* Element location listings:

########

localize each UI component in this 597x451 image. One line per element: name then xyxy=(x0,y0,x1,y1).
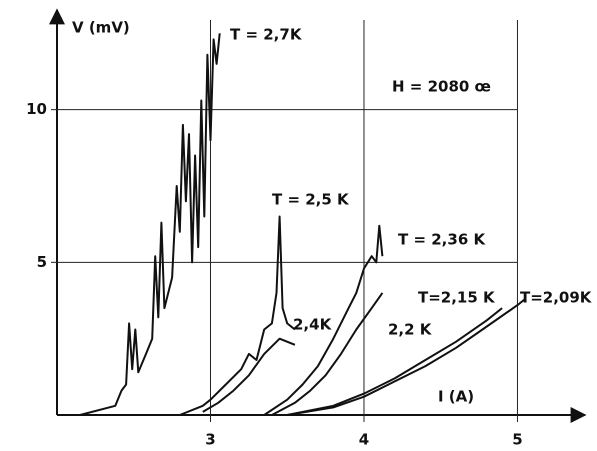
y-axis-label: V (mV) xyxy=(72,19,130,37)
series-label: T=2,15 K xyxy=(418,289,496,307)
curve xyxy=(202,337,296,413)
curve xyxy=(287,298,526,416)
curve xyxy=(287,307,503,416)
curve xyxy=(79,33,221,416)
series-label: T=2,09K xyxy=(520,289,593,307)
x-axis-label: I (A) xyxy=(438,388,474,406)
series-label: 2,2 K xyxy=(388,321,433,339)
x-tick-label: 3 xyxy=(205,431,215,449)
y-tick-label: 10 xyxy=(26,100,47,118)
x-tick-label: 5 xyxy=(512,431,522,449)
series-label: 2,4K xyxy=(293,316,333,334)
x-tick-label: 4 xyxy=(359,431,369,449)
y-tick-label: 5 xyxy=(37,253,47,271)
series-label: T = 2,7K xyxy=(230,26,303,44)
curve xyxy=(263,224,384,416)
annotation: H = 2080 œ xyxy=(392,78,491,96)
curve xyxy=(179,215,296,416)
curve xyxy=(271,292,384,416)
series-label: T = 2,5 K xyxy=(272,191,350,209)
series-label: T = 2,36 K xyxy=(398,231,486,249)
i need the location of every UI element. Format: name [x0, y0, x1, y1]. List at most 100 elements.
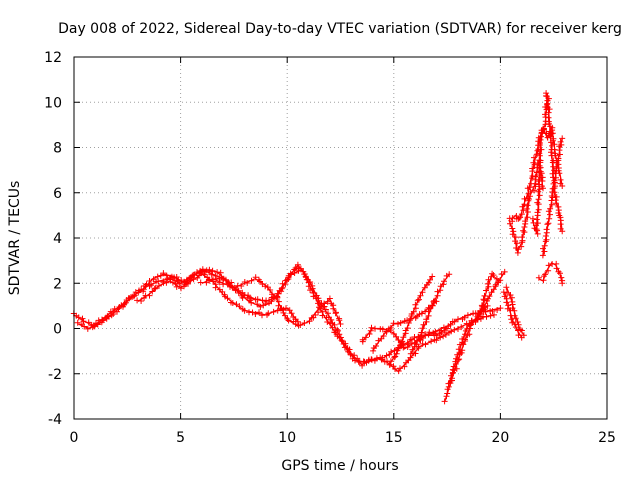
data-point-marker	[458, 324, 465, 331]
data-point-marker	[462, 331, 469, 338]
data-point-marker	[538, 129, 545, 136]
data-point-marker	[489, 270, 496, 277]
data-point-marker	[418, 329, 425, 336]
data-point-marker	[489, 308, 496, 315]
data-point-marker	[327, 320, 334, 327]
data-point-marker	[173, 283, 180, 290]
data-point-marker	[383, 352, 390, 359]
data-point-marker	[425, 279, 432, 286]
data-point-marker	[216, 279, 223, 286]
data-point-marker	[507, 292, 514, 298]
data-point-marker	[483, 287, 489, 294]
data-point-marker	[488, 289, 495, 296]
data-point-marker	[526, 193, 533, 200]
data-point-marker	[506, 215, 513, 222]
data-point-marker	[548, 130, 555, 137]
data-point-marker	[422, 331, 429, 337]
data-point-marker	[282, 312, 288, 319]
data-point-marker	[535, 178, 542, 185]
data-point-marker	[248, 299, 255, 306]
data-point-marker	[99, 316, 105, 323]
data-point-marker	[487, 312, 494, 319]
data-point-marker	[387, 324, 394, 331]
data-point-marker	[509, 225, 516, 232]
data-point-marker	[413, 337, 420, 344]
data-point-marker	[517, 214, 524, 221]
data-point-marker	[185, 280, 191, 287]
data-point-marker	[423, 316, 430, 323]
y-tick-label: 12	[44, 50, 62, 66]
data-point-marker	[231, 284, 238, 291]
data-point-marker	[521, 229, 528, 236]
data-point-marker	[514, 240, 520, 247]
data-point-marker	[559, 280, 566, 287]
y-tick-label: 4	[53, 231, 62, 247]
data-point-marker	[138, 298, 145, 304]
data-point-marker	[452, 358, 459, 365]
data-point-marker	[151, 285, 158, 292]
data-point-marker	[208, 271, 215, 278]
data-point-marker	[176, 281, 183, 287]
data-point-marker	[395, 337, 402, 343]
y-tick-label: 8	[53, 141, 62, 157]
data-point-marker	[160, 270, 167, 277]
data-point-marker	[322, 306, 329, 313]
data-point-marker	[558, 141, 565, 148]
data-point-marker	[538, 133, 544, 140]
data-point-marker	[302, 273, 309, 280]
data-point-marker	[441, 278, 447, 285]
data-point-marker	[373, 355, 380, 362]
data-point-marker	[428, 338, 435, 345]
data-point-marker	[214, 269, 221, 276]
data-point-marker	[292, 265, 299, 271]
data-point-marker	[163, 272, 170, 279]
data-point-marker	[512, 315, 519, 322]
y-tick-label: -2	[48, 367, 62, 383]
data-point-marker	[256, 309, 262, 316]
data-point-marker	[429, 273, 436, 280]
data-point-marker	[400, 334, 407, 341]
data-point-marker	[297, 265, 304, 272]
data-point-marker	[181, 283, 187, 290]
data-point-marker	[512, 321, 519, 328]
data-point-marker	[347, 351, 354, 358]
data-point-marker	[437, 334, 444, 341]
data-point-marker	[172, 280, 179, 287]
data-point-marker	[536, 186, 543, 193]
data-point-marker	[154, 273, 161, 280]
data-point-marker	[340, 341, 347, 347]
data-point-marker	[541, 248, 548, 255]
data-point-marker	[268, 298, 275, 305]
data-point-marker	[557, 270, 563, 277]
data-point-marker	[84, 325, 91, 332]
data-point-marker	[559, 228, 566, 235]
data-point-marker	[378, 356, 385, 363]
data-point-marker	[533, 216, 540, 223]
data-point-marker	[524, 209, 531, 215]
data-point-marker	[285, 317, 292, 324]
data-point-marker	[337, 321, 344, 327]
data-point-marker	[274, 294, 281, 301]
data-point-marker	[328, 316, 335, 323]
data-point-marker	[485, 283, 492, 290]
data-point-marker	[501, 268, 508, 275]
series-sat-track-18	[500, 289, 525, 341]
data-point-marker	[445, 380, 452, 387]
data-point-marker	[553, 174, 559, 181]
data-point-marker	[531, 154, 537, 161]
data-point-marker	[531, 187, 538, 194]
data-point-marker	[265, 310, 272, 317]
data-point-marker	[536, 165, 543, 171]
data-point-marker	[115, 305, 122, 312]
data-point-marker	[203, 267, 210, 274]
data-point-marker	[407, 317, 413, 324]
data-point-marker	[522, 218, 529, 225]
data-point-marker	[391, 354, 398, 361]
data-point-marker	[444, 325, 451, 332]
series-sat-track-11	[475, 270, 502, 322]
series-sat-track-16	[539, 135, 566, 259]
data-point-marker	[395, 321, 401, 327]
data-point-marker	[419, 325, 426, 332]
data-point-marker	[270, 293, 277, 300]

########

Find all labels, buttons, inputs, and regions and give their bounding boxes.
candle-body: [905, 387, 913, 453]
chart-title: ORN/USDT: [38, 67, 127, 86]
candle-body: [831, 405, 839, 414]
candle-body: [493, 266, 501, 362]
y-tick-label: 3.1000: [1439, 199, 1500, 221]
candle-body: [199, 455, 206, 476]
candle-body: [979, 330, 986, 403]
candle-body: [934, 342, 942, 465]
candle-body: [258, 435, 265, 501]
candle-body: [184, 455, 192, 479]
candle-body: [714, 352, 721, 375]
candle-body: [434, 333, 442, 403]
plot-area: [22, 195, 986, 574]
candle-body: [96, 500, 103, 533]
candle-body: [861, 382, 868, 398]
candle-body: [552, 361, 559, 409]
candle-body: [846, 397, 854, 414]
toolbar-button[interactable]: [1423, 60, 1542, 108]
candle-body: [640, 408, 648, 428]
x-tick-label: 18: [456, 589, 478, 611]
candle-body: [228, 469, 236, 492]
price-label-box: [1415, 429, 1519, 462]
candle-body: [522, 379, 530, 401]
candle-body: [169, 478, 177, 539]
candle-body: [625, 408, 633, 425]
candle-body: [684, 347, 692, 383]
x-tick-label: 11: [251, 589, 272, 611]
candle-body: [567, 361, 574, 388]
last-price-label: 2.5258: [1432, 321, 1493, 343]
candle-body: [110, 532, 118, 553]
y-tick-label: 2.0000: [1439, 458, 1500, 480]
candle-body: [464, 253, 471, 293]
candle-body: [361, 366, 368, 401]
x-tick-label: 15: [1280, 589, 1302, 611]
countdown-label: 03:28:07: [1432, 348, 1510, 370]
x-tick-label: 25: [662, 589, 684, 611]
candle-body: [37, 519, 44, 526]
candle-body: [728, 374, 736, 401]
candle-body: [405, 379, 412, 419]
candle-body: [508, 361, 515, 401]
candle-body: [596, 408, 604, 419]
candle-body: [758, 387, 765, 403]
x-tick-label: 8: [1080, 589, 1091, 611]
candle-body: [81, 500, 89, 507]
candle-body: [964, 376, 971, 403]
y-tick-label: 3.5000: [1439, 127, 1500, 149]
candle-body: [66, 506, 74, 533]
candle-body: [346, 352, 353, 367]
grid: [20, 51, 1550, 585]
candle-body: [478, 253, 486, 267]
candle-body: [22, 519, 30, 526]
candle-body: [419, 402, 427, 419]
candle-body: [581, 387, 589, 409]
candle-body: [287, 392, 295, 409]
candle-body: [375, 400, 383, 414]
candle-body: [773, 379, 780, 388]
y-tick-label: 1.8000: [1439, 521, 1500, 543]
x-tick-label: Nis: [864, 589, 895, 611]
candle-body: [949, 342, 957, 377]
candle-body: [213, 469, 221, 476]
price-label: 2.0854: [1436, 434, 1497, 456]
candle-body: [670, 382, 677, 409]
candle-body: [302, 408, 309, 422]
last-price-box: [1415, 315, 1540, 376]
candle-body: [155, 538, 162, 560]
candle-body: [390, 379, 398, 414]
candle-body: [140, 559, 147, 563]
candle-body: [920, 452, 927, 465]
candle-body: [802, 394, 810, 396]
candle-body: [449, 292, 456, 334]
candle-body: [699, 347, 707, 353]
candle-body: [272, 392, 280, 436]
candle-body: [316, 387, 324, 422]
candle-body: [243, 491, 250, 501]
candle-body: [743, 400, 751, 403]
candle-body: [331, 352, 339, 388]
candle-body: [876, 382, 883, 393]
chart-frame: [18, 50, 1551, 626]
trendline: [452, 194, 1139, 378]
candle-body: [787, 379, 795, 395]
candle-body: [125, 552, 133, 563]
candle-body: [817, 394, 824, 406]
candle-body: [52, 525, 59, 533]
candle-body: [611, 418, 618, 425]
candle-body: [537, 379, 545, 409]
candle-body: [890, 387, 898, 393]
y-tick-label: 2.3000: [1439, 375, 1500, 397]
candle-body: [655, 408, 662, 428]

########

* Work required: Format the items starting at the line containing "y-axis-label: V (mV) xyxy=(72,19,130,37)" and ending at the line containing "i need the location" as a Markdown table with the columns Row and Line. Put a row number in Row and the full line in Line, and skip any blank lines.

* The response:
| Row | Line |
|---|---|
| 1 | y-axis-label: V (mV) xyxy=(72,19,130,37) |
| 2 | series-label: T=2,15 K xyxy=(418,289,496,307) |
| 3 | curve xyxy=(202,337,296,413) |
| 4 | curve xyxy=(287,298,526,416) |
| 5 | curve xyxy=(287,307,503,416) |
| 6 | curve xyxy=(79,33,221,416) |
| 7 | series-label: T=2,09K xyxy=(520,289,593,307) |
| 8 | x-axis-label: I (A) xyxy=(438,388,474,406) |
| 9 | series-label: 2,2 K xyxy=(388,321,433,339) |
| 10 | x-tick-label: 3 xyxy=(205,431,215,449) |
| 11 | y-tick-label: 10 xyxy=(26,100,47,118) |
| 12 | x-tick-label: 5 xyxy=(512,431,522,449) |
| 13 | series-label: 2,4K xyxy=(293,316,333,334) |
| 14 | x-tick-label: 4 xyxy=(359,431,369,449) |
| 15 | y-tick-label: 5 xyxy=(37,253,47,271) |
| 16 | series-label: T = 2,7K xyxy=(230,26,303,44) |
| 17 | curve xyxy=(263,224,384,416) |
| 18 | annotation: H = 2080 œ xyxy=(392,78,491,96) |
| 19 | curve xyxy=(179,215,296,416) |
| 20 | curve xyxy=(271,292,384,416) |
| 21 | series-label: T = 2,5 K xyxy=(272,191,350,209) |
| 22 | series-label: T = 2,36 K xyxy=(398,231,486,249) |
| 23 | i need the location of every UI element. Format: name [x0, y0, x1, y1]. List at most 100 elements. |